### [DATASET EXTRACT]
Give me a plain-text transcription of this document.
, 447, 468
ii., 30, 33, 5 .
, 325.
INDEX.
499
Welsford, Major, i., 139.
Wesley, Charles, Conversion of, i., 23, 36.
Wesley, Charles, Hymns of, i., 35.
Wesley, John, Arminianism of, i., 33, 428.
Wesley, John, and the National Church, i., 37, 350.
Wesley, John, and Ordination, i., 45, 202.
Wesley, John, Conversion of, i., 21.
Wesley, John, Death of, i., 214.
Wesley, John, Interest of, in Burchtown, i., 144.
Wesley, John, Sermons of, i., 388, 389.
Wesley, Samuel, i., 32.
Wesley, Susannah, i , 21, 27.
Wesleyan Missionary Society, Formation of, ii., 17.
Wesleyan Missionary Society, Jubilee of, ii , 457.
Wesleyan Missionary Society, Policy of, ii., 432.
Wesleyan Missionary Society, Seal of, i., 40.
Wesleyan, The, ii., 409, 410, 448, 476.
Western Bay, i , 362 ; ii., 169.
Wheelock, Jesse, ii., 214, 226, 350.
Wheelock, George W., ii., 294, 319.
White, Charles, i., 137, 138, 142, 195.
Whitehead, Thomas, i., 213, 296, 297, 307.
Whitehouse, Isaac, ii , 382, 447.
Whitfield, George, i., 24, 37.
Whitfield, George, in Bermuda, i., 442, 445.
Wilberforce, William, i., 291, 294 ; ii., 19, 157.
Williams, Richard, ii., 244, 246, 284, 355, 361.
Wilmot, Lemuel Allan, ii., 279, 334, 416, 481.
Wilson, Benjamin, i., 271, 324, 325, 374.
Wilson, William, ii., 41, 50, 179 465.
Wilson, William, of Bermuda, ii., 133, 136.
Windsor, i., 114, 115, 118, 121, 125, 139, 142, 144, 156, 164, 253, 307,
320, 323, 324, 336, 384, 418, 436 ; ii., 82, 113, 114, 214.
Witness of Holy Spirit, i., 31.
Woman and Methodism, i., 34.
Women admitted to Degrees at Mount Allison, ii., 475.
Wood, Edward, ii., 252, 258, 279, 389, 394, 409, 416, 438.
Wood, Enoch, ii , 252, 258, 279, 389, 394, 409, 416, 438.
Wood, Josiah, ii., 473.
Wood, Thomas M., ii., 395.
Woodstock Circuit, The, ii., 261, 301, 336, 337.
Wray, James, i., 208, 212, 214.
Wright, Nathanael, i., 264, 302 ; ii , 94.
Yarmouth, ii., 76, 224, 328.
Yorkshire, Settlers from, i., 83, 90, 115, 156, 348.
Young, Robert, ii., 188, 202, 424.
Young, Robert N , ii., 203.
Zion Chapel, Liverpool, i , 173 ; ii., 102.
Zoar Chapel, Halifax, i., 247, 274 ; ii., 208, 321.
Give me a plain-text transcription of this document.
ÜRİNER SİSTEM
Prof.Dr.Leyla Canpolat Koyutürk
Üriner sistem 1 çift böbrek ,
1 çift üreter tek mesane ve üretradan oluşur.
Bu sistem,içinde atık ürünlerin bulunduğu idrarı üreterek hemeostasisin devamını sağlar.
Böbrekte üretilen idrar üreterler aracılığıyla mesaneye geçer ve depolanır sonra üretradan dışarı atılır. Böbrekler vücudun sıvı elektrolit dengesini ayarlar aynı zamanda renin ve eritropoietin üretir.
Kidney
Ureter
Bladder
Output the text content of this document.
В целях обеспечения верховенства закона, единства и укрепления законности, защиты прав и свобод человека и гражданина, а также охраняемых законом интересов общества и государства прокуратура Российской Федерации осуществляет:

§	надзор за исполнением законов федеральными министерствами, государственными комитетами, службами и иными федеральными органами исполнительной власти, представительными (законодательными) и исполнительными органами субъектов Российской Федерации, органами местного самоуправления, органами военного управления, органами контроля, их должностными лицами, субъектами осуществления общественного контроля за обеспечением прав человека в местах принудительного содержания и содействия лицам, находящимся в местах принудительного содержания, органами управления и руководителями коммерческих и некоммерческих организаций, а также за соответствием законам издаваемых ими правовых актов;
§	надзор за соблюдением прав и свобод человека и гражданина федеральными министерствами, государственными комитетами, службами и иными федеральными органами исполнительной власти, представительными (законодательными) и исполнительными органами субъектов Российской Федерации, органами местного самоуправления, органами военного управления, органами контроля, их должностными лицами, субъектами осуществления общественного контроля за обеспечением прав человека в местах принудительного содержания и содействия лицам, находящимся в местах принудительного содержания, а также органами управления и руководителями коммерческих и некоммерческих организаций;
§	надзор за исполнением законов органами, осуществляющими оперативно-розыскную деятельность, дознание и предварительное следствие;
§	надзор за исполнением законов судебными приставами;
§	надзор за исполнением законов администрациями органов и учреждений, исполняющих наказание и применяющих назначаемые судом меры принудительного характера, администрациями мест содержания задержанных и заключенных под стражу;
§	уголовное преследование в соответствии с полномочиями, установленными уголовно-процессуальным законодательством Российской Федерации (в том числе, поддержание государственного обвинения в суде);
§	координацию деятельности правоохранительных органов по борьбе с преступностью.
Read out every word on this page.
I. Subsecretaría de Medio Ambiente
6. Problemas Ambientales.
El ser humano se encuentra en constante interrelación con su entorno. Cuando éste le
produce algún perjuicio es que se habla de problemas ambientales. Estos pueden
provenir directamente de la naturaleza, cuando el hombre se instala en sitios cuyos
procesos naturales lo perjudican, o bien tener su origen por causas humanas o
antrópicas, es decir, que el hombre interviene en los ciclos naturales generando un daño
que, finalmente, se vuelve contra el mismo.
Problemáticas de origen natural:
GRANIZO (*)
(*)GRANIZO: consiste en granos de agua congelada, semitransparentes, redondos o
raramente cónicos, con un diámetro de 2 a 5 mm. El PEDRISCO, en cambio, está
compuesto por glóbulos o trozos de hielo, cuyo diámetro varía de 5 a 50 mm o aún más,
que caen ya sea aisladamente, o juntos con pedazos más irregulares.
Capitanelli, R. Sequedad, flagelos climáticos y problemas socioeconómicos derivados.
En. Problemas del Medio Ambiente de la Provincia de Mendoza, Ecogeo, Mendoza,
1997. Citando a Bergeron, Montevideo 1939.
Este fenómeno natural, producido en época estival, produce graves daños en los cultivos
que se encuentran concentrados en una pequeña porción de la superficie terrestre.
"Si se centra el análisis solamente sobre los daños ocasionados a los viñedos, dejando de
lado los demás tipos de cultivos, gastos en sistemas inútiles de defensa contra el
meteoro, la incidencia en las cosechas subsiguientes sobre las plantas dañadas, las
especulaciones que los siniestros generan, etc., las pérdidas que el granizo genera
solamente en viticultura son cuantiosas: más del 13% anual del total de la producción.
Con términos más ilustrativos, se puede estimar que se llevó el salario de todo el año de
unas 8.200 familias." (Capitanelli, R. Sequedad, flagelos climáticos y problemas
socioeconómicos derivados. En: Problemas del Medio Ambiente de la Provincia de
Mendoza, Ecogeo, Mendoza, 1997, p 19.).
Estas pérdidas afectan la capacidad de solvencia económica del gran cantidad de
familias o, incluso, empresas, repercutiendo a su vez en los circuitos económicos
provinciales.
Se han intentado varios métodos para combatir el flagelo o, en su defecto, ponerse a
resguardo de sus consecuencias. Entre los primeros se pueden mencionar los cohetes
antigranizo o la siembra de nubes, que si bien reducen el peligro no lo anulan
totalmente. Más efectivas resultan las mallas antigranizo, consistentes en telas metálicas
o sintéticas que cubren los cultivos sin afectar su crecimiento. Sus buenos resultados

### [AIM]
Write every record out again, unaltered.

### [WRITTEN SOLUTION]
Give me a plain-text transcription of this document.
, 447, 468
ii., 30, 33, 5 .
, 325.
INDEX.
499
Welsford, Major, i., 139.
Wesley, Charles, Conversion of, i., 23, 36.
Wesley, Charles, Hymns of, i., 35.
Wesley, John, Arminianism of, i., 33, 428.
Wesley, John, and the National Church, i., 37, 350.
Wesley, John, and Ordination, i., 45, 202.
Wesley, John, Conversion of, i., 21.
Wesley, John, Death of, i., 214.
Wesley, John, Interest of, in Burchtown, i., 144.
Wesley, John, Sermons of, i., 388, 389.
Wesley, Samuel, i., 32.
Wesley, Susannah, i , 21, 27.
Wesleyan Missionary Society, Formation of, ii., 17.
Wesleyan Missionary Society, Jubilee of, ii , 457.
Wesleyan Missionary Society, Policy of, ii., 432.
Wesleyan Missionary Society, Seal of, i., 40.
Wesleyan, The, ii., 409, 410, 448, 476.
Western Bay, i , 362 ; ii., 169.
Wheelock, Jesse, ii., 214, 226, 350.
Wheelock, George W., ii., 294, 319.
White, Charles, i., 137, 138, 142, 195.
Whitehead, Thomas, i., 213, 296, 297, 307.
Whitehouse, Isaac, ii , 382, 447.
Whitfield, George, i., 24, 37.
Whitfield, George, in Bermuda, i., 442, 445.
Wilberforce, William, i., 291, 294 ; ii., 19, 157.
Williams, Richard, ii., 244, 246, 284, 355, 361.
Wilmot, Lemuel Allan, ii., 279, 334, 416, 481.
Wilson, Benjamin, i., 271, 324, 325, 374.
Wilson, William, ii., 41, 50, 179 465.
Wilson, William, of Bermuda, ii., 133, 136.
Windsor, i., 114, 115, 118, 121, 125, 139, 142, 144, 156, 164, 253, 307,
320, 323, 324, 336, 384, 418, 436 ; ii., 82, 113, 114, 214.
Witness of Holy Spirit, i., 31.
Woman and Methodism, i., 34.
Women admitted to Degrees at Mount Allison, ii., 475.
Wood, Edward, ii., 252, 258, 279, 389, 394, 409, 416, 438.
Wood, Enoch, ii , 252, 258, 279, 389, 394, 409, 416, 438.
Wood, Josiah, ii., 473.
Wood, Thomas M., ii., 395.
Woodstock Circuit, The, ii., 261, 301, 336, 337.
Wray, James, i., 208, 212, 214.
Wright, Nathanael, i., 264, 302 ; ii , 94.
Yarmouth, ii., 76, 224, 328.
Yorkshire, Settlers from, i., 83, 90, 115, 156, 348.
Young, Robert, ii., 188, 202, 424.
Young, Robert N , ii., 203.
Zion Chapel, Liverpool, i , 173 ; ii., 102.
Zoar Chapel, Halifax, i., 247, 274 ; ii., 208, 321.
Give me a plain-text transcription of this document.
ÜRİNER SİSTEM
Prof.Dr.Leyla Canpolat Koyutürk
Üriner sistem 1 çift böbrek ,
1 çift üreter tek mesane ve üretradan oluşur.
Bu sistem,içinde atık ürünlerin bulunduğu idrarı üreterek hemeostasisin devamını sağlar.
Böbrekte üretilen idrar üreterler aracılığıyla mesaneye geçer ve depolanır sonra üretradan dışarı atılır. Böbrekler vücudun sıvı elektrolit dengesini ayarlar aynı zamanda renin ve eritropoietin üretir.
Kidney
Ureter
Bladder
Output the text content of this document.
В целях обеспечения верховенства закона, единства и укрепления законности, защиты прав и свобод человека и гражданина, а также охраняемых законом интересов общества и государства прокуратура Российской Федерации осуществляет:

§	надзор за исполнением законов федеральными министерствами, государственными комитетами, службами и иными федеральными органами исполнительной власти, представительными (законодательными) и исполнительными органами субъектов Российской Федерации, органами местного самоуправления, органами военного управления, органами контроля, их должностными лицами, субъектами осуществления общественного контроля за обеспечением прав человека в местах принудительного содержания и содействия лицам, находящимся в местах принудительного содержания, органами управления и руководителями коммерческих и некоммерческих организаций, а также за соответствием законам издаваемых ими правовых актов;
§	надзор за соблюдением прав и свобод человека и гражданина федеральными министерствами, государственными комитетами, службами и иными федеральными органами исполнительной власти, представительными (законодательными) и исполнительными органами субъектов Российской Федерации, органами местного самоуправления, органами военного управления, органами контроля, их должностными лицами, субъектами осуществления общественного контроля за обеспечением прав человека в местах принудительного содержания и содействия лицам, находящимся в местах принудительного содержания, а также органами управления и руководителями коммерческих и некоммерческих организаций;
§	надзор за исполнением законов органами, осуществляющими оперативно-розыскную деятельность, дознание и предварительное следствие;
§	надзор за исполнением законов судебными приставами;
§	надзор за исполнением законов администрациями органов и учреждений, исполняющих наказание и применяющих назначаемые судом меры принудительного характера, администрациями мест содержания задержанных и заключенных под стражу;
§	уголовное преследование в соответствии с полномочиями, установленными уголовно-процессуальным законодательством Российской Федерации (в том числе, поддержание государственного обвинения в суде);
§	координацию деятельности правоохранительных органов по борьбе с преступностью.
Read out every word on this page.
I. Subsecretaría de Medio Ambiente
6. Problemas Ambientales.
El ser humano se encuentra en constante interrelación con su entorno. Cuando éste le
produce algún perjuicio es que se habla de problemas ambientales. Estos pueden
provenir directamente de la naturaleza, cuando el hombre se instala en sitios cuyos
procesos naturales lo perjudican, o bien tener su origen por causas humanas o
antrópicas, es decir, que el hombre interviene en los ciclos naturales generando un daño
que, finalmente, se vuelve contra el mismo.
Problemáticas de origen natural:
GRANIZO (*)
(*)GRANIZO: consiste en granos de agua congelada, semitransparentes, redondos o
raramente cónicos, con un diámetro de 2 a 5 mm. El PEDRISCO, en cambio, está
compuesto por glóbulos o trozos de hielo, cuyo diámetro varía de 5 a 50 mm o aún más,
que caen ya sea aisladamente, o juntos con pedazos más irregulares.
Capitanelli, R. Sequedad, flagelos climáticos y problemas socioeconómicos derivados.
En. Problemas del Medio Ambiente de la Provincia de Mendoza, Ecogeo, Mendoza,
1997. Citando a Bergeron, Montevideo 1939.
Este fenómeno natural, producido en época estival, produce graves daños en los cultivos
que se encuentran concentrados en una pequeña porción de la superficie terrestre.
"Si se centra el análisis solamente sobre los daños ocasionados a los viñedos, dejando de
lado los demás tipos de cultivos, gastos en sistemas inútiles de defensa contra el
meteoro, la incidencia en las cosechas subsiguientes sobre las plantas dañadas, las
especulaciones que los siniestros generan, etc., las pérdidas que el granizo genera
solamente en viticultura son cuantiosas: más del 13% anual del total de la producción.
Con términos más ilustrativos, se puede estimar que se llevó el salario de todo el año de
unas 8.200 familias." (Capitanelli, R. Sequedad, flagelos climáticos y problemas
socioeconómicos derivados. En: Problemas del Medio Ambiente de la Provincia de
Mendoza, Ecogeo, Mendoza, 1997, p 19.).
Estas pérdidas afectan la capacidad de solvencia económica del gran cantidad de
familias o, incluso, empresas, repercutiendo a su vez en los circuitos económicos
provinciales.
Se han intentado varios métodos para combatir el flagelo o, en su defecto, ponerse a
resguardo de sus consecuencias. Entre los primeros se pueden mencionar los cohetes
antigranizo o la siembra de nubes, que si bien reducen el peligro no lo anulan
totalmente. Más efectivas resultan las mallas antigranizo, consistentes en telas metálicas
o sintéticas que cubren los cultivos sin afectar su crecimiento. Sus buenos resultados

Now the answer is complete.